## start

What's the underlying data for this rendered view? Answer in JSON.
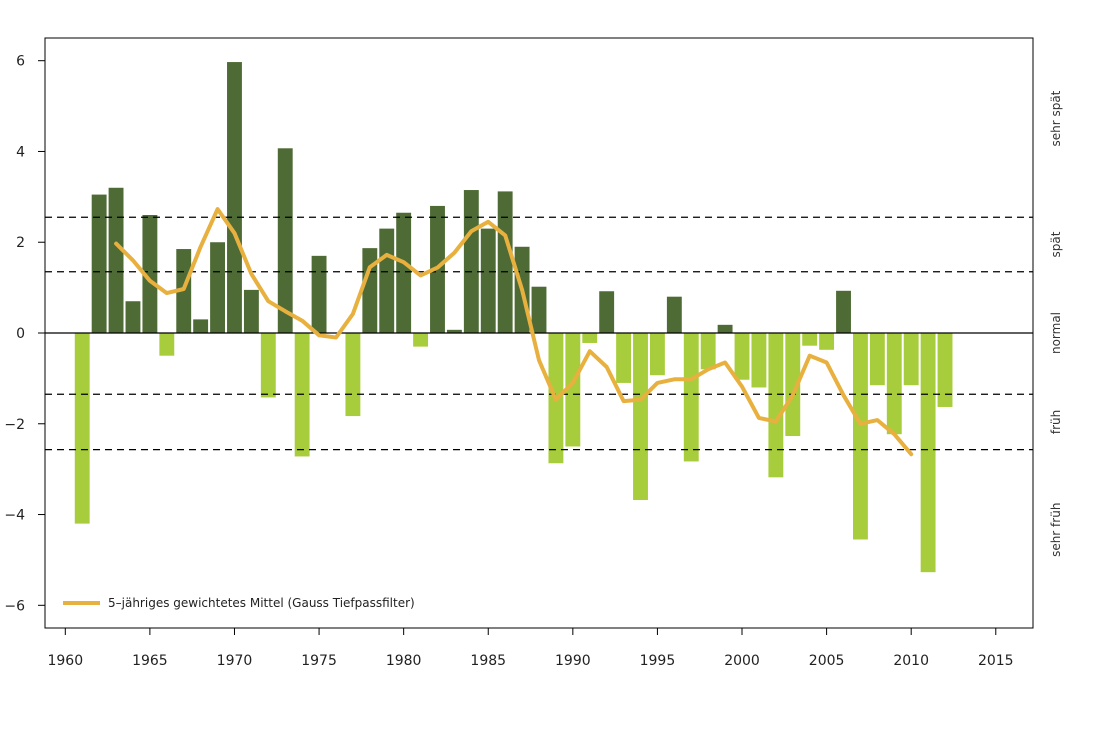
{
  "chart_data": {
    "type": "bar",
    "x": [
      1961,
      1962,
      1963,
      1964,
      1965,
      1966,
      1967,
      1968,
      1969,
      1970,
      1971,
      1972,
      1973,
      1974,
      1975,
      1976,
      1977,
      1978,
      1979,
      1980,
      1981,
      1982,
      1983,
      1984,
      1985,
      1986,
      1987,
      1988,
      1989,
      1990,
      1991,
      1992,
      1993,
      1994,
      1995,
      1996,
      1997,
      1998,
      1999,
      2000,
      2001,
      2002,
      2003,
      2004,
      2005,
      2006,
      2007,
      2008,
      2009,
      2010,
      2011,
      2012
    ],
    "values": [
      -4.2,
      3.05,
      3.2,
      0.7,
      2.6,
      -0.5,
      1.85,
      0.3,
      2.0,
      5.97,
      0.95,
      -1.42,
      4.07,
      -2.72,
      1.7,
      0.0,
      -1.83,
      1.87,
      2.3,
      2.65,
      -0.3,
      2.8,
      0.07,
      3.15,
      2.3,
      3.12,
      1.9,
      1.02,
      -2.87,
      -2.5,
      -0.22,
      0.92,
      -1.1,
      -3.68,
      -0.93,
      0.8,
      -2.83,
      -0.8,
      0.18,
      -1.03,
      -1.2,
      -3.18,
      -2.27,
      -0.28,
      -0.37,
      0.93,
      -4.55,
      -1.15,
      -2.23,
      -1.15,
      -5.27,
      -1.63
    ],
    "series": [
      {
        "name": "5–jähriges gewichtetes Mittel (Gauss Tiefpassfilter)",
        "x": [
          1963,
          1964,
          1965,
          1966,
          1967,
          1968,
          1969,
          1970,
          1971,
          1972,
          1973,
          1974,
          1975,
          1976,
          1977,
          1978,
          1979,
          1980,
          1981,
          1982,
          1983,
          1984,
          1985,
          1986,
          1987,
          1988,
          1989,
          1990,
          1991,
          1992,
          1993,
          1994,
          1995,
          1996,
          1997,
          1998,
          1999,
          2000,
          2001,
          2002,
          2003,
          2004,
          2005,
          2006,
          2007,
          2008,
          2009,
          2010
        ],
        "values": [
          1.97,
          1.6,
          1.15,
          0.88,
          0.97,
          1.9,
          2.73,
          2.2,
          1.3,
          0.7,
          0.48,
          0.27,
          -0.05,
          -0.1,
          0.42,
          1.45,
          1.72,
          1.56,
          1.27,
          1.44,
          1.77,
          2.24,
          2.45,
          2.15,
          0.95,
          -0.6,
          -1.47,
          -1.1,
          -0.4,
          -0.75,
          -1.5,
          -1.47,
          -1.1,
          -1.02,
          -1.02,
          -0.8,
          -0.65,
          -1.18,
          -1.87,
          -1.95,
          -1.37,
          -0.5,
          -0.65,
          -1.37,
          -2.0,
          -1.92,
          -2.23,
          -2.67
        ],
        "color": "#e8b03e"
      }
    ],
    "thresholds": [
      2.55,
      1.35,
      -1.35,
      -2.57
    ],
    "categories": [
      "sehr spät",
      "spät",
      "normal",
      "früh",
      "sehr früh"
    ],
    "xlim": [
      1958.8,
      2017.2
    ],
    "ylim": [
      -6.5,
      6.5
    ],
    "xticks": [
      1960,
      1965,
      1970,
      1975,
      1980,
      1985,
      1990,
      1995,
      2000,
      2005,
      2010,
      2015
    ],
    "yticks": [
      6,
      4,
      2,
      0,
      -2,
      -4,
      -6
    ],
    "ytick_labels": [
      "6",
      "4",
      "2",
      "0",
      "−2",
      "−4",
      "−6"
    ],
    "legend_position": "bottom-left",
    "colors": {
      "positive": "#4f6b35",
      "negative": "#a8cd3c",
      "smooth": "#e8b03e"
    }
  }
}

## end

Omit every picture while copying the listing above exactly.

_Solution to this exercise_
What's the underlying data for this rendered view? Answer in JSON.
{
  "chart_data": {
    "type": "bar",
    "x": [
      1961,
      1962,
      1963,
      1964,
      1965,
      1966,
      1967,
      1968,
      1969,
      1970,
      1971,
      1972,
      1973,
      1974,
      1975,
      1976,
      1977,
      1978,
      1979,
      1980,
      1981,
      1982,
      1983,
      1984,
      1985,
      1986,
      1987,
      1988,
      1989,
      1990,
      1991,
      1992,
      1993,
      1994,
      1995,
      1996,
      1997,
      1998,
      1999,
      2000,
      2001,
      2002,
      2003,
      2004,
      2005,
      2006,
      2007,
      2008,
      2009,
      2010,
      2011,
      2012
    ],
    "values": [
      -4.2,
      3.05,
      3.2,
      0.7,
      2.6,
      -0.5,
      1.85,
      0.3,
      2.0,
      5.97,
      0.95,
      -1.42,
      4.07,
      -2.72,
      1.7,
      0.0,
      -1.83,
      1.87,
      2.3,
      2.65,
      -0.3,
      2.8,
      0.07,
      3.15,
      2.3,
      3.12,
      1.9,
      1.02,
      -2.87,
      -2.5,
      -0.22,
      0.92,
      -1.1,
      -3.68,
      -0.93,
      0.8,
      -2.83,
      -0.8,
      0.18,
      -1.03,
      -1.2,
      -3.18,
      -2.27,
      -0.28,
      -0.37,
      0.93,
      -4.55,
      -1.15,
      -2.23,
      -1.15,
      -5.27,
      -1.63
    ],
    "series": [
      {
        "name": "5–jähriges gewichtetes Mittel (Gauss Tiefpassfilter)",
        "x": [
          1963,
          1964,
          1965,
          1966,
          1967,
          1968,
          1969,
          1970,
          1971,
          1972,
          1973,
          1974,
          1975,
          1976,
          1977,
          1978,
          1979,
          1980,
          1981,
          1982,
          1983,
          1984,
          1985,
          1986,
          1987,
          1988,
          1989,
          1990,
          1991,
          1992,
          1993,
          1994,
          1995,
          1996,
          1997,
          1998,
          1999,
          2000,
          2001,
          2002,
          2003,
          2004,
          2005,
          2006,
          2007,
          2008,
          2009,
          2010
        ],
        "values": [
          1.97,
          1.6,
          1.15,
          0.88,
          0.97,
          1.9,
          2.73,
          2.2,
          1.3,
          0.7,
          0.48,
          0.27,
          -0.05,
          -0.1,
          0.42,
          1.45,
          1.72,
          1.56,
          1.27,
          1.44,
          1.77,
          2.24,
          2.45,
          2.15,
          0.95,
          -0.6,
          -1.47,
          -1.1,
          -0.4,
          -0.75,
          -1.5,
          -1.47,
          -1.1,
          -1.02,
          -1.02,
          -0.8,
          -0.65,
          -1.18,
          -1.87,
          -1.95,
          -1.37,
          -0.5,
          -0.65,
          -1.37,
          -2.0,
          -1.92,
          -2.23,
          -2.67
        ],
        "color": "#e8b03e"
      }
    ],
    "thresholds": [
      2.55,
      1.35,
      -1.35,
      -2.57
    ],
    "categories": [
      "sehr spät",
      "spät",
      "normal",
      "früh",
      "sehr früh"
    ],
    "xlim": [
      1958.8,
      2017.2
    ],
    "ylim": [
      -6.5,
      6.5
    ],
    "xticks": [
      1960,
      1965,
      1970,
      1975,
      1980,
      1985,
      1990,
      1995,
      2000,
      2005,
      2010,
      2015
    ],
    "yticks": [
      6,
      4,
      2,
      0,
      -2,
      -4,
      -6
    ],
    "ytick_labels": [
      "6",
      "4",
      "2",
      "0",
      "−2",
      "−4",
      "−6"
    ],
    "legend_position": "bottom-left",
    "colors": {
      "positive": "#4f6b35",
      "negative": "#a8cd3c",
      "smooth": "#e8b03e"
    }
  }
}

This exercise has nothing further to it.